**Given exercise**
Identify every line of the data below that contains the string "chart", treating uppercase and lowercase letters as distinct. Copy each such line in full.

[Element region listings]
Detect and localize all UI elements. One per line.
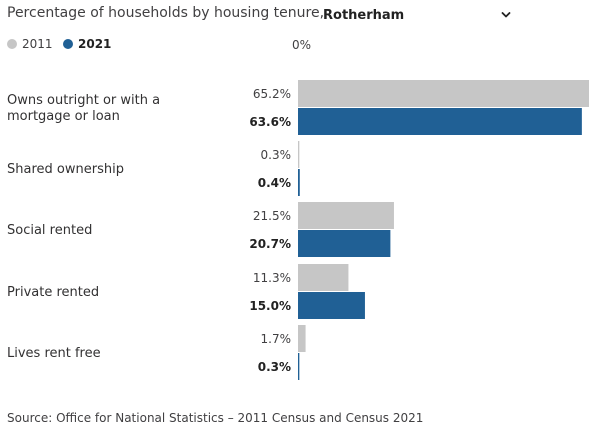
legend-swatch-2011 [7,39,17,49]
legend-item-2011: 2011 [7,37,53,51]
bar-2011 [298,202,394,229]
data-label-2011: 1.7% [261,332,292,346]
category-label: Private rented [7,285,99,300]
category-label: Shared ownership [7,162,124,177]
category-label: Social rented [7,223,92,238]
legend-label-2021: 2021 [78,37,112,51]
bar-2021 [298,353,300,380]
legend-swatch-2021 [63,39,73,49]
legend-item-2021: 2021 [63,37,111,51]
data-label-2021: 15.0% [249,299,291,313]
bar-2011 [298,264,349,291]
bar-2011 [298,141,300,168]
data-label-2011: 11.3% [253,271,291,285]
chevron-down-icon [501,12,511,18]
data-label-2021: 20.7% [249,237,291,251]
legend-label-2011: 2011 [22,37,53,51]
area-select-value: Rotherham [323,8,405,23]
bar-2021 [298,292,365,319]
bar-2021 [298,230,391,257]
data-label-2011: 65.2% [253,87,291,101]
area-select[interactable]: Rotherham [313,3,519,29]
data-label-2021: 0.3% [258,360,291,374]
bar-2021 [298,108,582,135]
data-label-2011: 21.5% [253,209,291,223]
axis-zero-label: 0% [292,38,312,52]
chart-header: Percentage of households by housing tenu… [7,5,597,27]
bar-2011 [298,80,589,107]
data-label-2011: 0.3% [261,148,292,162]
bar-2011 [298,325,306,352]
data-label-2021: 63.6% [249,115,291,129]
chart-title: Percentage of households by housing tenu… [7,5,325,21]
category-label: Lives rent free [7,346,101,361]
category-label: Owns outright or with a mortgage or loan [7,93,160,124]
data-label-2021: 0.4% [258,176,291,190]
source-note: Source: Office for National Statistics –… [7,411,424,425]
bar-2021 [298,169,300,196]
bar-chart: Owns outright or with a mortgage or loan 6… [7,80,589,380]
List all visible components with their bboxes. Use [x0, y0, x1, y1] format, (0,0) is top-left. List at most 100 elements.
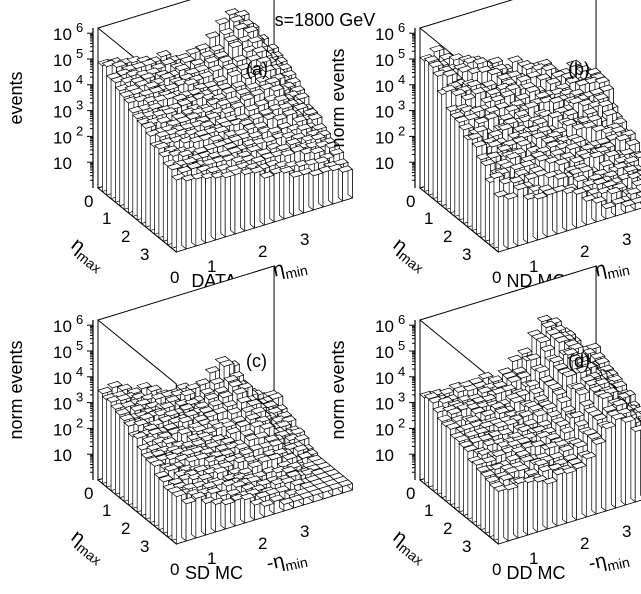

**Solution for this task**
chart-header: Percentage of households by housing tenu… [7,5,597,27]
chart-title: Percentage of households by housing tenu… [7,5,325,21]
bar-chart: Owns outright or with a mortgage or loan 6… [7,80,589,380]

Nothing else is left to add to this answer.